Records provided:
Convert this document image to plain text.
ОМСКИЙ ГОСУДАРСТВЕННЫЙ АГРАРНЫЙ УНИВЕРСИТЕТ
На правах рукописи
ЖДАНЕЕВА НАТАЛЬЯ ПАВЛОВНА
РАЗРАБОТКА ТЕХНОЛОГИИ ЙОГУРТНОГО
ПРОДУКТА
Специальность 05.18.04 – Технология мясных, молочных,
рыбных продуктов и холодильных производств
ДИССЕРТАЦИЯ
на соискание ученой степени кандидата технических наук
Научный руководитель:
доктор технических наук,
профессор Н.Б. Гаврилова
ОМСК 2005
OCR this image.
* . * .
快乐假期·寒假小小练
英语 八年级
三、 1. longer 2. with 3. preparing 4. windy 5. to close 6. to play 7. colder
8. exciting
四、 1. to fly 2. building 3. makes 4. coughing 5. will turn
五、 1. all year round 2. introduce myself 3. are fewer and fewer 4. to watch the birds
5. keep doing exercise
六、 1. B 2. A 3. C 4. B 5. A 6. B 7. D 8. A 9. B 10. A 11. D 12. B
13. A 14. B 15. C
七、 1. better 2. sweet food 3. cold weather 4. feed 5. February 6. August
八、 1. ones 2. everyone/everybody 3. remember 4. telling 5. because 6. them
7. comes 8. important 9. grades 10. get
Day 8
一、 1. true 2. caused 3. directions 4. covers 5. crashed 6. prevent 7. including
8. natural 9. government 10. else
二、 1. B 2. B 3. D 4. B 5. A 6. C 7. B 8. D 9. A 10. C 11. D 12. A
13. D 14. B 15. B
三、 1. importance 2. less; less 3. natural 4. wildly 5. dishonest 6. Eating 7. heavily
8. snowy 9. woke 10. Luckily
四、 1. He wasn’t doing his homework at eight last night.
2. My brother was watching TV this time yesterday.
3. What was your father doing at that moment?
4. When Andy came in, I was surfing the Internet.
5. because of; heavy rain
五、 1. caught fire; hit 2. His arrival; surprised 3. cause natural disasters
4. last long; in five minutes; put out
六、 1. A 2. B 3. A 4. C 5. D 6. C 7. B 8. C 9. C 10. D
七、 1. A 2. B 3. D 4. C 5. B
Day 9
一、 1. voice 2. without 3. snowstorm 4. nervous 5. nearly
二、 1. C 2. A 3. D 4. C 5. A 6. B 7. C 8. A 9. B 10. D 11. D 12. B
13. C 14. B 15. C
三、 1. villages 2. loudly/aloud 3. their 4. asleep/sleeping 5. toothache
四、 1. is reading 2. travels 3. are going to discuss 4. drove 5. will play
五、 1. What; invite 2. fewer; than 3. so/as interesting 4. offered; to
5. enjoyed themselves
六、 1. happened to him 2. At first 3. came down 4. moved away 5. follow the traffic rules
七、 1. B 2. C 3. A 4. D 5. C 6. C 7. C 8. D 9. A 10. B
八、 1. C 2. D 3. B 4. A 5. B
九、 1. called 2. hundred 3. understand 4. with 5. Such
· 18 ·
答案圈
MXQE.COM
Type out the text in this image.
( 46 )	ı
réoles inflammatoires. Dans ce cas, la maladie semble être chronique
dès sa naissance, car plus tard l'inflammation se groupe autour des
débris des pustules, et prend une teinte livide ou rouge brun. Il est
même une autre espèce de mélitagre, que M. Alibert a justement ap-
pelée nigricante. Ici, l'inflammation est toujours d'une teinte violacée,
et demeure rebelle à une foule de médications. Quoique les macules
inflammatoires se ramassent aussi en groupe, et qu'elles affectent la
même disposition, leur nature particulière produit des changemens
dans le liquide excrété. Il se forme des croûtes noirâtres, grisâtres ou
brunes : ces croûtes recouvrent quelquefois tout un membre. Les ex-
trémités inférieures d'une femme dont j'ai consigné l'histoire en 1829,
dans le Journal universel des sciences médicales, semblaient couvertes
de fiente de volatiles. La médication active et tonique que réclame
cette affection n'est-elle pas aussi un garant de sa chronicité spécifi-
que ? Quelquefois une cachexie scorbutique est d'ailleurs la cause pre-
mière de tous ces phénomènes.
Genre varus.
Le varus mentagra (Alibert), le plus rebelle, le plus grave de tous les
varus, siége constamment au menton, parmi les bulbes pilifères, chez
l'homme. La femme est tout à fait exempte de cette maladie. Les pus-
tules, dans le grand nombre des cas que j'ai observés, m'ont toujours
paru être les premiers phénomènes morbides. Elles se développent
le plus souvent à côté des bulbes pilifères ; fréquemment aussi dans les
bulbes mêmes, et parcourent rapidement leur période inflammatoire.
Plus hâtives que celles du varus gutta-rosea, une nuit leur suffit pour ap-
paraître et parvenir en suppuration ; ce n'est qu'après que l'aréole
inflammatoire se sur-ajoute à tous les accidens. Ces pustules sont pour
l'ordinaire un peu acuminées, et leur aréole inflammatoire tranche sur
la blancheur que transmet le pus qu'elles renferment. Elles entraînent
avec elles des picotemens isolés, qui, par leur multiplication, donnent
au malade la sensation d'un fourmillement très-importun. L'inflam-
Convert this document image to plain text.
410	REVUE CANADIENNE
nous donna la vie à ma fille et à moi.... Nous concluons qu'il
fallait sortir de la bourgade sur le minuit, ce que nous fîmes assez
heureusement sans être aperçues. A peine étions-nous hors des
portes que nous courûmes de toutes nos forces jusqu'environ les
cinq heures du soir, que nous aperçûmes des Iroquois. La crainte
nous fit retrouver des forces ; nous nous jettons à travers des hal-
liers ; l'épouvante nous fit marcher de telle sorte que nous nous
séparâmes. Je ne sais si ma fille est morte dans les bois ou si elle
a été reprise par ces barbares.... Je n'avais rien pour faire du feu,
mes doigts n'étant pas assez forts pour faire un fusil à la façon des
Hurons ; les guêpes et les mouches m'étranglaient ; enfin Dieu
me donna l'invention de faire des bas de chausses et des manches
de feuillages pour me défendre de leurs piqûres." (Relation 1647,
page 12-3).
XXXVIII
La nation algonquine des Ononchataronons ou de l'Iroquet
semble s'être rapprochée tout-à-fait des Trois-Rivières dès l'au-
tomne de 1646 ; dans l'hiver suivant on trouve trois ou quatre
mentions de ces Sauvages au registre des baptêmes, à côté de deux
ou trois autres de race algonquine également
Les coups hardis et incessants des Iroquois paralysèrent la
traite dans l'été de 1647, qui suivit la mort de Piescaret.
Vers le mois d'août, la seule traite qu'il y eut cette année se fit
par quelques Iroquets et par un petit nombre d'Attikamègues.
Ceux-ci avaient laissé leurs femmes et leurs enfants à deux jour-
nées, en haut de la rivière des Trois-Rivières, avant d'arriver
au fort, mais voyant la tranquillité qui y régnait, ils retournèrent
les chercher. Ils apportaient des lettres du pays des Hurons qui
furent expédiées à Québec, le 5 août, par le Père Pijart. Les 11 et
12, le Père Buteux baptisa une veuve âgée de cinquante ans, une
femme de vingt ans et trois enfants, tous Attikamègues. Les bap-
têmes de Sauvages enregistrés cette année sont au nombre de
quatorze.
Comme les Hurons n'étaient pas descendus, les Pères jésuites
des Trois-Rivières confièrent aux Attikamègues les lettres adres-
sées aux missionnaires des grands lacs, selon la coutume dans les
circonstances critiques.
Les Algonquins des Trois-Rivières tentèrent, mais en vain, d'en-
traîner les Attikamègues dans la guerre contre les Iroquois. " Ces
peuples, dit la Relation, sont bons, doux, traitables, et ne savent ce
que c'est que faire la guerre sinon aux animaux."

Instructions for the task: Every line containing the string "технических" must be listed.

The completed task:
на соискание ученой степени кандидата технических наук
доктор технических наук,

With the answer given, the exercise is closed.